Move! God Is Speaking
Introduction
God spoke to Jonah and told him to go to Nineveh and tell them that they had gone against God. Nineveh! The home of the enemies of his people! He couldn’t possibly do what God was asking. Why would God care about the very people he hated because they were his enemy? He tried to go the opposite way to Tarshish and Joppa, he begged to be released from this responsibility, but God had said, “Move!”
This is the third in UMC Discipleship Ministries’ Rise Up! worship series, modified for online ministry.
Note: For best understanding and flow, listen to each video where it is placed in the page before moving on to the next portion of text as placement is based on where the music/audio would take place during a live service.
Prelude & Opening Hymn
Word and Response
(Jonah 3:1-3a, 10, 4-9 NRSV; paraphrase by Taylor Burton-Edwards, UMC Discipleship Ministries)
The word of the Lord came to Jonah a second time.
The Lord: Get up, go to Nineveh, that great city, and proclaim to it the message that I tell you.
So Jonah set out and went to Nineveh, according to the word of the Lord.
All: (sung response)
You may run, can’t be caught
You may hide, can’t be found
Brother when God get ready
You got to move
Jonah spent the day going into the heart of the city, crying out as he walked …
Jonah: Forty days more, and Nineveh will be overthrown!
All: (sung response)
You got to move, you got to move
You got to move, oh move
When my God get ready, You got to move
The people believed God. They proclaimed a fast, and everyone great and small, from the king to the animals of the field, put on sackcloth, turned from their evil ways, and cried out to God.
When God saw what they did, how they turned from their evil ways, God repented from the calamity God had planned to bring upon them; and did not do it.
The word of God for the people of God; thanks be to God.
Spoken Word Reflection – Brothers
Reflection for Sunday, January 21, 2018 – Move!
We don’t hear this in the scripture reading above, but when God first spoke to Jonah, Jonah didn’t want to do what God told him, so he tried his best to run away from God.

# Work to do
1. Echo word for word the passage of the Jonah worship page that opens with the words containing "Note: For best" and closes with "of the Lord.".
2. Duplicate the entries word for word, starting at their very first line and ending with the line that contains "paragraph — [120, 973, 1020, 1110]", with both ends included.

# Supplied information
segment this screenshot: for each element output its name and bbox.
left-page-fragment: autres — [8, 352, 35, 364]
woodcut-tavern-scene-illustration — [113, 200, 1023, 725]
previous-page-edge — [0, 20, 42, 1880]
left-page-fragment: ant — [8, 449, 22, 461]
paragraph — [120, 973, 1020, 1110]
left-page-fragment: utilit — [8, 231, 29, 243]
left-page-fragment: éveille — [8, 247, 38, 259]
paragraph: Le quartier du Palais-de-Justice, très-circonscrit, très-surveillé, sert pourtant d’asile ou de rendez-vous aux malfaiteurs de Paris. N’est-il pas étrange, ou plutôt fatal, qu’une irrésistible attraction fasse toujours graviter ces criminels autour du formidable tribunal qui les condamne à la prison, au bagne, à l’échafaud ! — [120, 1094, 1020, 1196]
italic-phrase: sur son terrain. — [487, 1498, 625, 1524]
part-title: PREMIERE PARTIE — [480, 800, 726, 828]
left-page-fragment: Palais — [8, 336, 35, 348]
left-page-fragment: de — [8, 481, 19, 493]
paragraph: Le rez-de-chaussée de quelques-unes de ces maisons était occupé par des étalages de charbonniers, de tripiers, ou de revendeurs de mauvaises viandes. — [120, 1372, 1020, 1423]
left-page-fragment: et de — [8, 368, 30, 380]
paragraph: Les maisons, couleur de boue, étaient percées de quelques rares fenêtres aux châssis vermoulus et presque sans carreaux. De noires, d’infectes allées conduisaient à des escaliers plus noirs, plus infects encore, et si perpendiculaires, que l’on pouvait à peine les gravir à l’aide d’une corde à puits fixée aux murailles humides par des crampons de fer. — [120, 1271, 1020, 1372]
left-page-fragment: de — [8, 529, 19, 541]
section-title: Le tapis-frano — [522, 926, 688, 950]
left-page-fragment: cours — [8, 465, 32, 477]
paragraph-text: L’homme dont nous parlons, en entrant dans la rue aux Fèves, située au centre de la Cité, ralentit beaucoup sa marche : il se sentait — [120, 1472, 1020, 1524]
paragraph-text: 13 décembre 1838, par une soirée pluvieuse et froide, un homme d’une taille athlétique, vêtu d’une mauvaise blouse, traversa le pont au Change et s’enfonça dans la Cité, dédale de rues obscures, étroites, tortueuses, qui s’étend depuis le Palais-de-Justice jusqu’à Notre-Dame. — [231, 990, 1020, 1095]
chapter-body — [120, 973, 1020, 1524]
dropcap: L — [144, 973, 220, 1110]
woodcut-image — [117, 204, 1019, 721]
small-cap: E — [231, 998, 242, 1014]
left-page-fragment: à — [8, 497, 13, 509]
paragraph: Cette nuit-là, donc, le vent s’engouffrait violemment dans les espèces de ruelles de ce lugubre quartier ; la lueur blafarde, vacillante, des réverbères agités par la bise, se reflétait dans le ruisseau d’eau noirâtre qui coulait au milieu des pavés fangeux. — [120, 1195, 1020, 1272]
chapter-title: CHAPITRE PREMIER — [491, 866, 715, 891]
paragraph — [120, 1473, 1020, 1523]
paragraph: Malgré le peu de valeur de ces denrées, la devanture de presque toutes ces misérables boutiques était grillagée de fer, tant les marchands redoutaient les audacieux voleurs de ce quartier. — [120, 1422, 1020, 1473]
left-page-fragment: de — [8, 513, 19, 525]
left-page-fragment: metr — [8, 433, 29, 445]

# Solutions to each task
1.
Note: For best understanding and flow, listen to each video where it is placed in the page before moving on to the next portion of text as placement is based on where the music/audio would take place during a live service.
Prelude & Opening Hymn
Word and Response
(Jonah 3:1-3a, 10, 4-9 NRSV; paraphrase by Taylor Burton-Edwards, UMC Discipleship Ministries)
The word of the Lord came to Jonah a second time.
The Lord: Get up, go to Nineveh, that great city, and proclaim to it the message that I tell you.
So Jonah set out and went to Nineveh, according to the word of the Lord.

2.
segment this screenshot: for each element output its name and bbox.
left-page-fragment: autres — [8, 352, 35, 364]
woodcut-tavern-scene-illustration — [113, 200, 1023, 725]
previous-page-edge — [0, 20, 42, 1880]
left-page-fragment: ant — [8, 449, 22, 461]
paragraph — [120, 973, 1020, 1110]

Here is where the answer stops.